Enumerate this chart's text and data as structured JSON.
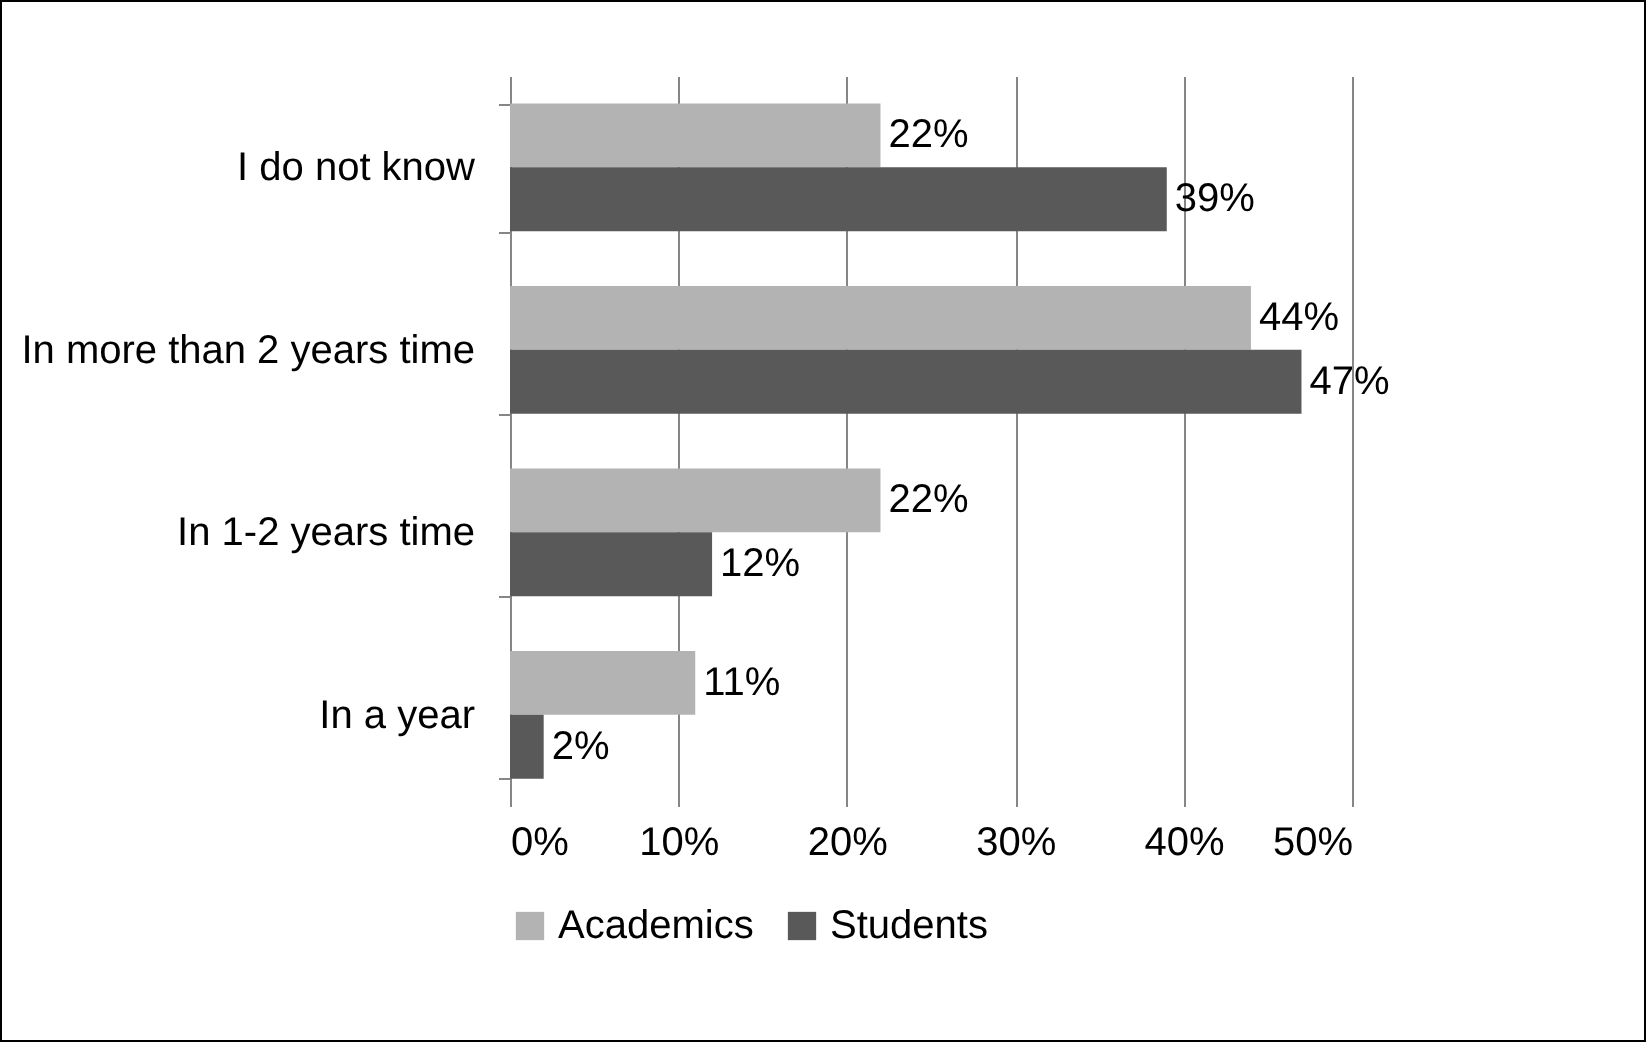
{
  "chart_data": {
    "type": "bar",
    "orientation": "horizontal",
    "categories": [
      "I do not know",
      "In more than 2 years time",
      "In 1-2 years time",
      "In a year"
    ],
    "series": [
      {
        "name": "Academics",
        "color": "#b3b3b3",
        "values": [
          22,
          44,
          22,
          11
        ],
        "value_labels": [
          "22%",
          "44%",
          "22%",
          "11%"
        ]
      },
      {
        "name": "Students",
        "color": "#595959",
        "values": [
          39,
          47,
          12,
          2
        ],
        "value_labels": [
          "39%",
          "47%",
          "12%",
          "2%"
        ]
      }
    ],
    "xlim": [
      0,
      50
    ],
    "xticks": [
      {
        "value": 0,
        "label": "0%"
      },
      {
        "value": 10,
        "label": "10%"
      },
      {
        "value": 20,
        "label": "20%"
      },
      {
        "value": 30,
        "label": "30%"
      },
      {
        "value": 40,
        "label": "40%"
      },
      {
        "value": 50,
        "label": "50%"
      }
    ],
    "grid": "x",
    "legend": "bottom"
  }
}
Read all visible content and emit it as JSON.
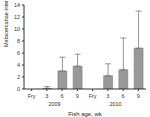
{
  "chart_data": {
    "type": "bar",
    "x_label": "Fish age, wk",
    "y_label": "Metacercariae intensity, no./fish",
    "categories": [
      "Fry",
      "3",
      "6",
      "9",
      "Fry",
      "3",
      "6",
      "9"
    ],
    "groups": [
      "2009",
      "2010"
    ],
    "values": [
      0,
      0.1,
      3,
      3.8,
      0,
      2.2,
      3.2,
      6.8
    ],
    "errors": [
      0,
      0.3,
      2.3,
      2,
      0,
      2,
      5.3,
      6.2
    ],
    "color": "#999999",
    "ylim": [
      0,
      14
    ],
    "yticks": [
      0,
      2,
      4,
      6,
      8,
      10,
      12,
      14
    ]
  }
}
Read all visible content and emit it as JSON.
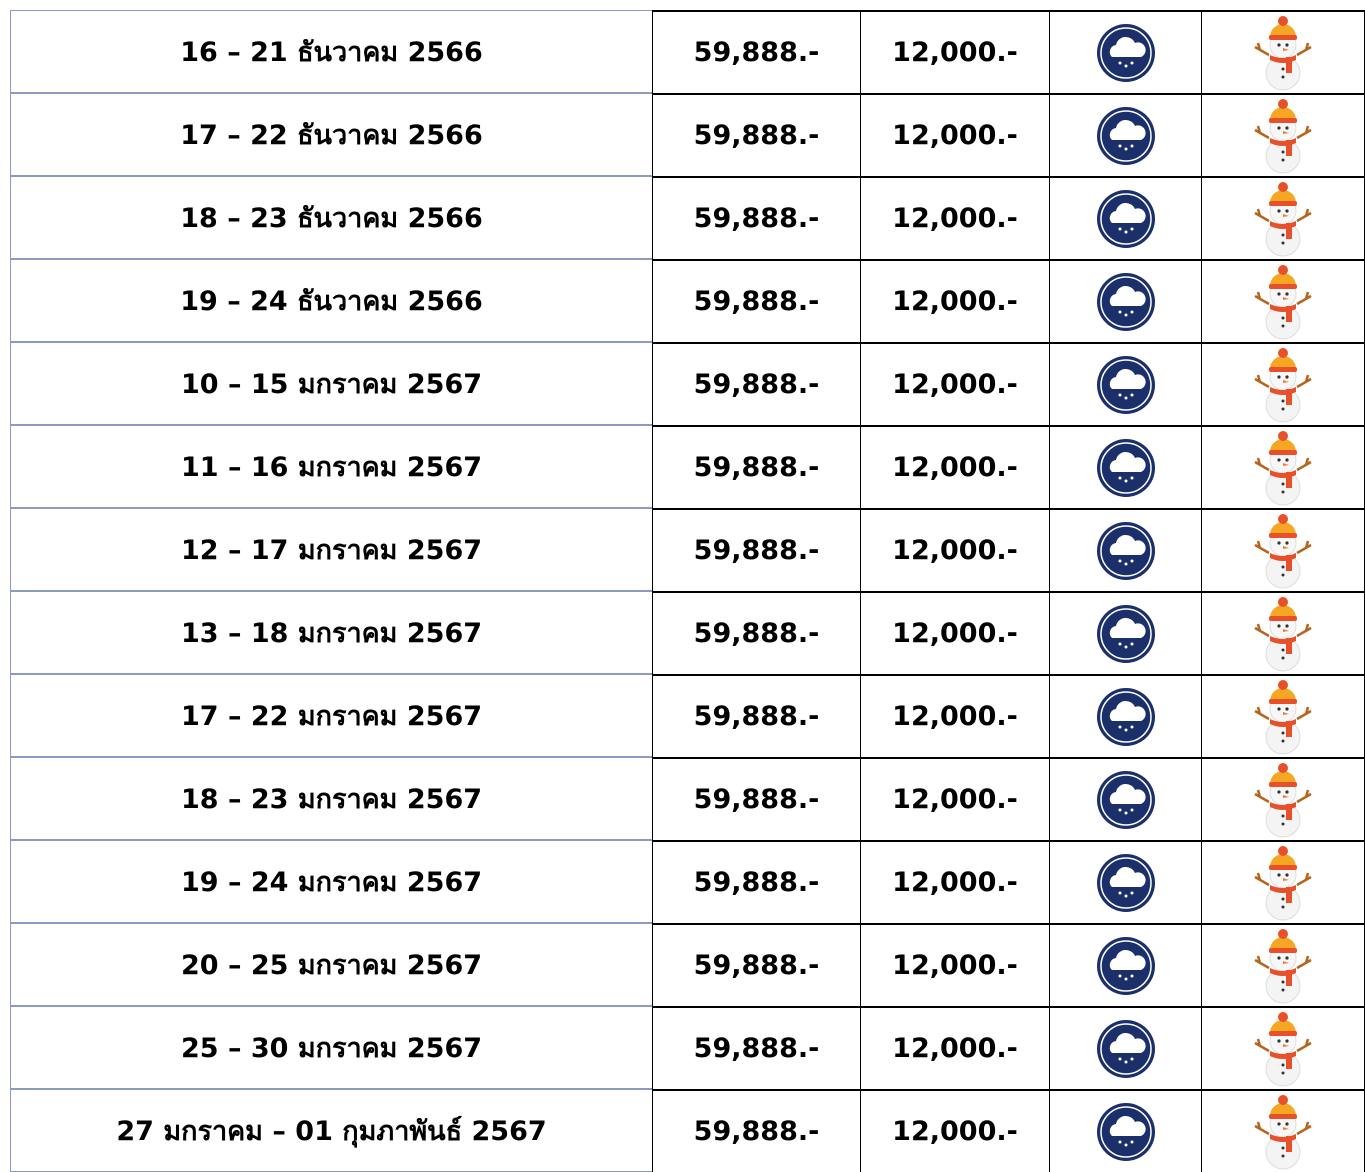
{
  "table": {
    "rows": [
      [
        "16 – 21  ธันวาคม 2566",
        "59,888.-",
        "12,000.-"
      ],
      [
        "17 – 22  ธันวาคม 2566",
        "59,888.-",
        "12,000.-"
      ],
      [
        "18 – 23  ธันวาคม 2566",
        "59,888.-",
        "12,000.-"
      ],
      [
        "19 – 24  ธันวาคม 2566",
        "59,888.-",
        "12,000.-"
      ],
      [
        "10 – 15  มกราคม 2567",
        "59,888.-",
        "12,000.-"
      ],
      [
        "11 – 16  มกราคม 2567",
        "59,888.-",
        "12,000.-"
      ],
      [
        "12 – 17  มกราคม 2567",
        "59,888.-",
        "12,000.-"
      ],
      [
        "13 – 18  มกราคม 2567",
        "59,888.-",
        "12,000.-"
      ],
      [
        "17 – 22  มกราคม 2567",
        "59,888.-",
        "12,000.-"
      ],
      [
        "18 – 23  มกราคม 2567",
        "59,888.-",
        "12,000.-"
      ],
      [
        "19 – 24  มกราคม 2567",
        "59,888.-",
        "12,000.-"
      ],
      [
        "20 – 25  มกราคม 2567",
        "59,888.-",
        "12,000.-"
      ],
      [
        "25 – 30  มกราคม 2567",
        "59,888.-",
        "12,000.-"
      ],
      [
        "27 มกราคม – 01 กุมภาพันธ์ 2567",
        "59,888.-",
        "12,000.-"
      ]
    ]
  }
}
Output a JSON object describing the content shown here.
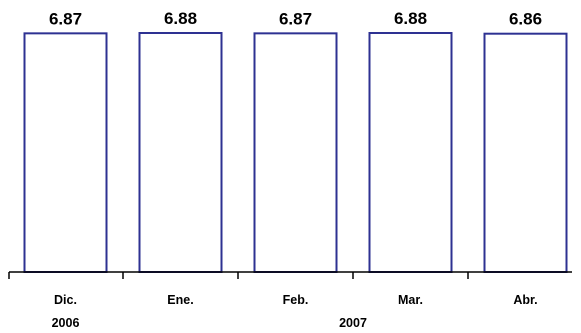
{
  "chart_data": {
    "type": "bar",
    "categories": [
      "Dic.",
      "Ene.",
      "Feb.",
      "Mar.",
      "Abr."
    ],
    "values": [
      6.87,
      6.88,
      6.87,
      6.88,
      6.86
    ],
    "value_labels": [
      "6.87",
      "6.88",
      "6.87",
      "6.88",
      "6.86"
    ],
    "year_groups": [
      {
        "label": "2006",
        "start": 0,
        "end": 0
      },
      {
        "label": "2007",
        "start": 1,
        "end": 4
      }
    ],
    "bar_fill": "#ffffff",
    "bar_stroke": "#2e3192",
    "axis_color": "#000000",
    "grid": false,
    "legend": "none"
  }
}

......

→ **WHAT THE TASK REQUIRES**
Will you repeat the material above, but only from the line containing "Output a JSON" through its last line, exactly and without the pictures?

→ **THE REPLY**
Output a JSON object describing the content shown here.
{
  "chart_data": {
    "type": "bar",
    "categories": [
      "Dic.",
      "Ene.",
      "Feb.",
      "Mar.",
      "Abr."
    ],
    "values": [
      6.87,
      6.88,
      6.87,
      6.88,
      6.86
    ],
    "value_labels": [
      "6.87",
      "6.88",
      "6.87",
      "6.88",
      "6.86"
    ],
    "year_groups": [
      {
        "label": "2006",
        "start": 0,
        "end": 0
      },
      {
        "label": "2007",
        "start": 1,
        "end": 4
      }
    ],
    "bar_fill": "#ffffff",
    "bar_stroke": "#2e3192",
    "axis_color": "#000000",
    "grid": false,
    "legend": "none"
  }
}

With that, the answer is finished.